/---
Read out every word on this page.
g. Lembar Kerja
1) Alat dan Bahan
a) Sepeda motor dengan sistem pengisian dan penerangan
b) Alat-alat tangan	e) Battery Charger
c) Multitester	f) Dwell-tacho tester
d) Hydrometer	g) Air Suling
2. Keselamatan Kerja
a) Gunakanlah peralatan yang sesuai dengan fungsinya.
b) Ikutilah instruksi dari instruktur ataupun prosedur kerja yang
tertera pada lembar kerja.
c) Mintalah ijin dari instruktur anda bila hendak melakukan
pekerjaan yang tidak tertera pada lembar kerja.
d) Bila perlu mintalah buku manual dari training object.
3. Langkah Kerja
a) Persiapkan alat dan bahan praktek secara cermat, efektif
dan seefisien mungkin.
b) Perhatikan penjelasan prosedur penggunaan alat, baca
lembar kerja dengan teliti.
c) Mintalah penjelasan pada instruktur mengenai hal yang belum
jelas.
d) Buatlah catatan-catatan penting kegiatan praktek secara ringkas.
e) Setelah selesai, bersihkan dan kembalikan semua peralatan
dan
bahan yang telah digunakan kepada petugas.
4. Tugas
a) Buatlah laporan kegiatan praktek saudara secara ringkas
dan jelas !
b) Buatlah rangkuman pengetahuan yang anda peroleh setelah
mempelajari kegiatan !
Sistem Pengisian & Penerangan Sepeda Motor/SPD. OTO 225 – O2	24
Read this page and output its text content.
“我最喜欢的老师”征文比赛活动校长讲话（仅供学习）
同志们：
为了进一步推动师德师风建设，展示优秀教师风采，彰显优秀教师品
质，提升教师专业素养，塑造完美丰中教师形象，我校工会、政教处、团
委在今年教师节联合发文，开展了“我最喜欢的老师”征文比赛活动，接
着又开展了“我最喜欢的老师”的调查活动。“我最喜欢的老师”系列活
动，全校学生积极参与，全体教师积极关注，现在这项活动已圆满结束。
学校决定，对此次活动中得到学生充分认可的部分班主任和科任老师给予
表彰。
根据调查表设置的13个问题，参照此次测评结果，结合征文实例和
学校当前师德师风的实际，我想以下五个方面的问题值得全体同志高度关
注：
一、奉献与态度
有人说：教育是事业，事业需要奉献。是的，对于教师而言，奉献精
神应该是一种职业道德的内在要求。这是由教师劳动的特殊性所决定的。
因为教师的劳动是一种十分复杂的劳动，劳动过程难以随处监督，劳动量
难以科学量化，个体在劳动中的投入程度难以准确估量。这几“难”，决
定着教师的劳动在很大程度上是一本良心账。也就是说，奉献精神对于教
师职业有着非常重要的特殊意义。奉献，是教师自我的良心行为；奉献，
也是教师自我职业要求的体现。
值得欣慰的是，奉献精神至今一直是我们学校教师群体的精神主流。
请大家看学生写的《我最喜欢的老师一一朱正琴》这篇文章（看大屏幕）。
\---
/---
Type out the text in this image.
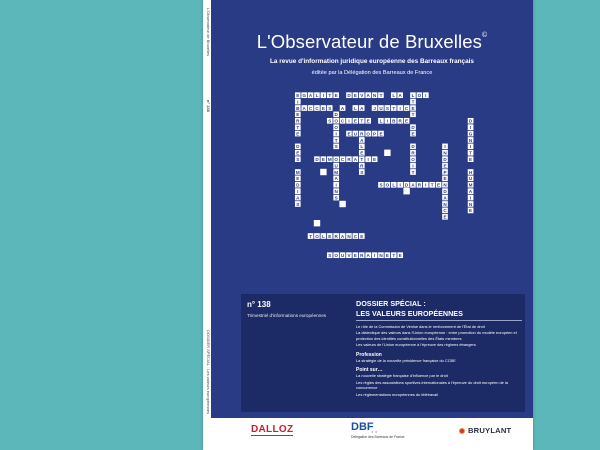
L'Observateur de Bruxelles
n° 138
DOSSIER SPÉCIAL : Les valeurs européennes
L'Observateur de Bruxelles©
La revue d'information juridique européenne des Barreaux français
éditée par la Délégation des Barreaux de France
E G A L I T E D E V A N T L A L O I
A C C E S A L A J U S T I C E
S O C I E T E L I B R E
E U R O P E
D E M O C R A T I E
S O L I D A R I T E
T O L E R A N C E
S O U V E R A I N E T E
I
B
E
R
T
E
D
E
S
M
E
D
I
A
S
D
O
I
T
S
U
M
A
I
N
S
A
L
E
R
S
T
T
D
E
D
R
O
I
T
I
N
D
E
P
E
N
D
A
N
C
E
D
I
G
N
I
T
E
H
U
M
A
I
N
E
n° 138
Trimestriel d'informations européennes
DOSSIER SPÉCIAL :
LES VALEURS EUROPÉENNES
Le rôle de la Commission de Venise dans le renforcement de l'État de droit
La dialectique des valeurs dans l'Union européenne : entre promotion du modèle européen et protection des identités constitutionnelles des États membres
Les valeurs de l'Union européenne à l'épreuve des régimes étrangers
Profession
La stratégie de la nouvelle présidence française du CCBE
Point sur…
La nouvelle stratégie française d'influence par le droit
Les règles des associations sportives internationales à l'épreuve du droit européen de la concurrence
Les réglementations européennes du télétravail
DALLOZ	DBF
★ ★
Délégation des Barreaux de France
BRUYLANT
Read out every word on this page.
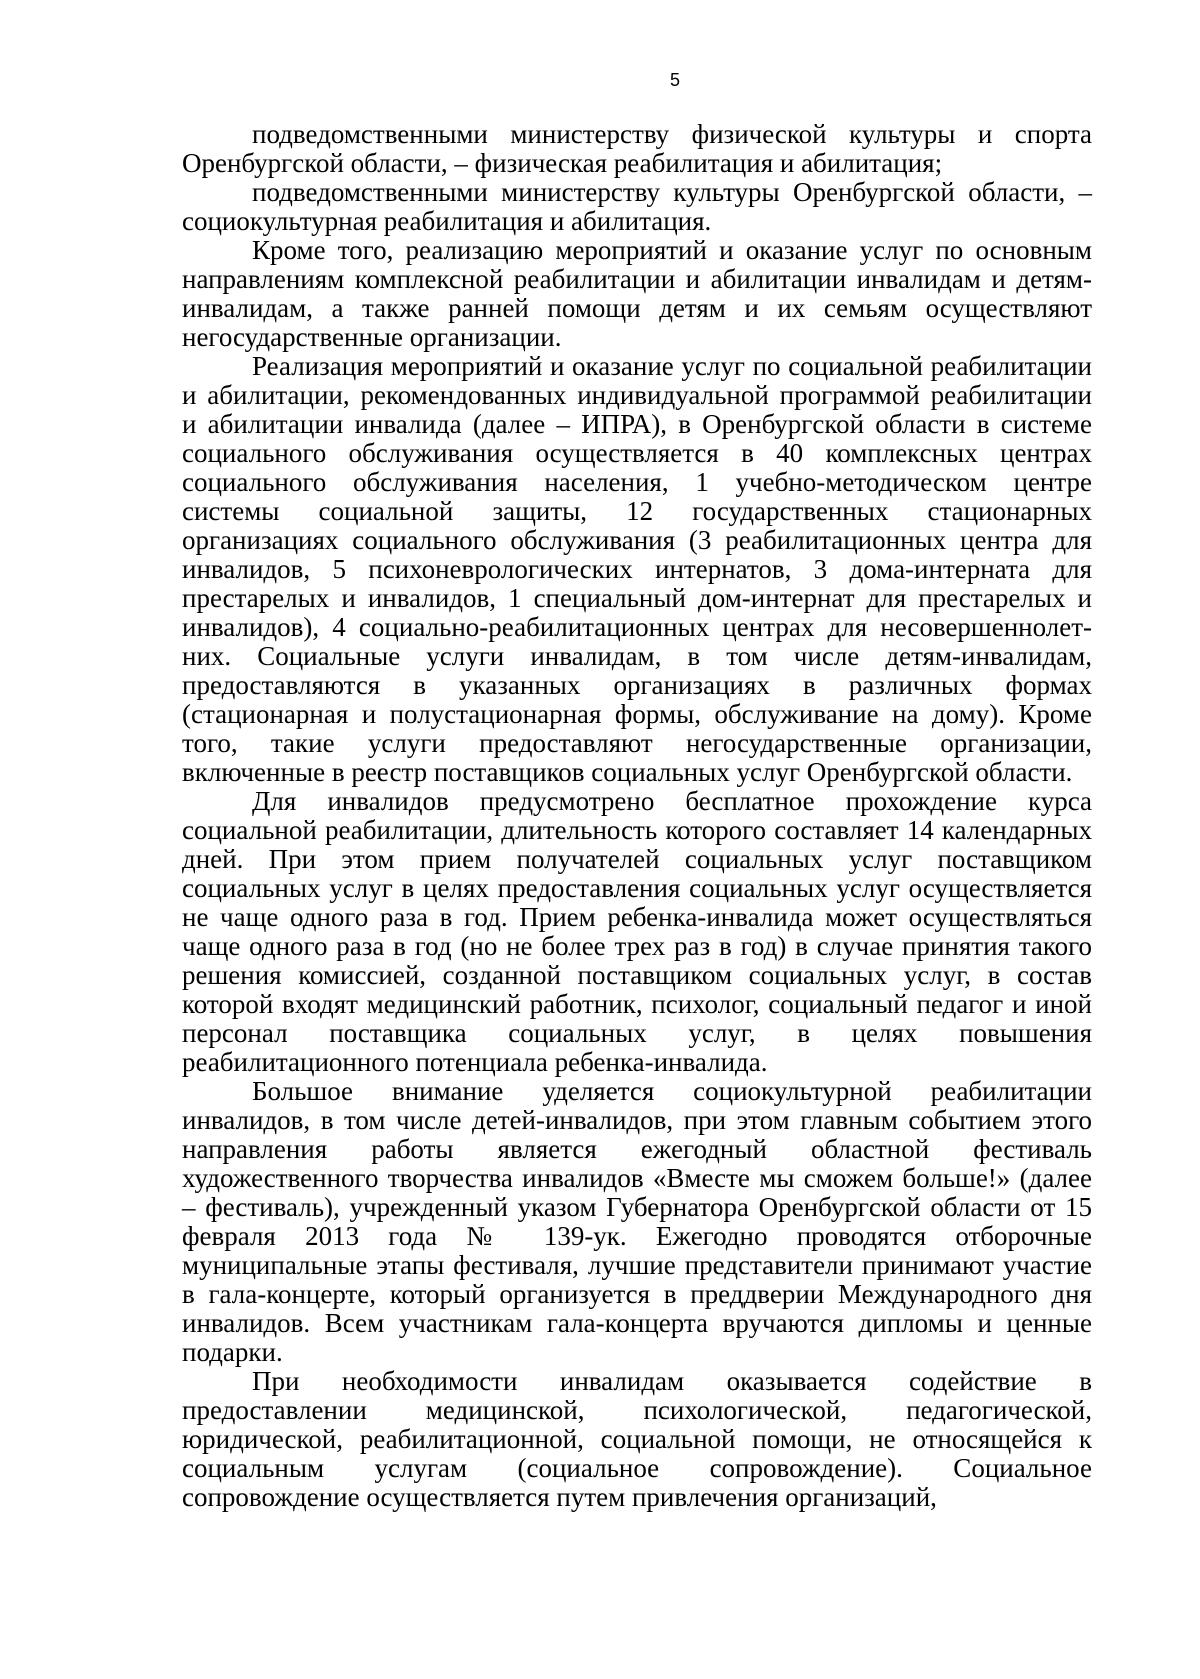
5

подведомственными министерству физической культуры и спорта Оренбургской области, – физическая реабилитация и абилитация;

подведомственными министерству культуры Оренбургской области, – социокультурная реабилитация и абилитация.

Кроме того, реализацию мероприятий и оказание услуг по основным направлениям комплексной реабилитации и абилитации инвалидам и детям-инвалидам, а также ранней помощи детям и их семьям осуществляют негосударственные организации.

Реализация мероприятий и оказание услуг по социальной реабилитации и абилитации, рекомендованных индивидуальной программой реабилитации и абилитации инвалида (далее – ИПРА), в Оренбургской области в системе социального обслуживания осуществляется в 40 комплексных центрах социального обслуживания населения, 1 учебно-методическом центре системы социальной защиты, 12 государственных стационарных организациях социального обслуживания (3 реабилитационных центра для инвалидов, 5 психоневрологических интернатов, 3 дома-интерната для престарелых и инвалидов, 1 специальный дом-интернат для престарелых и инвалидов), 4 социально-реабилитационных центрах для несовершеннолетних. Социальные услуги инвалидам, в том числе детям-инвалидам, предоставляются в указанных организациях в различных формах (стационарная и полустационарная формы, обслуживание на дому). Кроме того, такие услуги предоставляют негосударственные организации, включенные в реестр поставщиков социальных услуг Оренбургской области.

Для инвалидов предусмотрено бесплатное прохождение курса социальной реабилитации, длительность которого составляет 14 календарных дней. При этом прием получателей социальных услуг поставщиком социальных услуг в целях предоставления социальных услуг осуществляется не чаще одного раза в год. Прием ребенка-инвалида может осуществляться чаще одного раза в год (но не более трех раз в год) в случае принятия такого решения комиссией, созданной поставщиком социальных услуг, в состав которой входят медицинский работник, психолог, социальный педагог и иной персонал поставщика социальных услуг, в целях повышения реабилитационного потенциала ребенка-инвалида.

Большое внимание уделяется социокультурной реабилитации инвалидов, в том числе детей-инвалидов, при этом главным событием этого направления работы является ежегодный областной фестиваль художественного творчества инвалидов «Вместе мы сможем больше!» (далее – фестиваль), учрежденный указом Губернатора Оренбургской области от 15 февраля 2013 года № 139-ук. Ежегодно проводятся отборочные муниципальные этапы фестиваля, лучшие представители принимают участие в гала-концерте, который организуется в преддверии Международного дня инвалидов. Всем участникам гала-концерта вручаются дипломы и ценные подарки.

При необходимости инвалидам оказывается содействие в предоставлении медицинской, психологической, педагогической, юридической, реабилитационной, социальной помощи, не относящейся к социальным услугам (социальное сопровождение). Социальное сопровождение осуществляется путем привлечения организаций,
\---
PROMPT »
Copy each line of the listing that contains the string "Observateur".

FULL SOLUTION »
L'Observateur de Bruxelles
L'Observateur de Bruxelles©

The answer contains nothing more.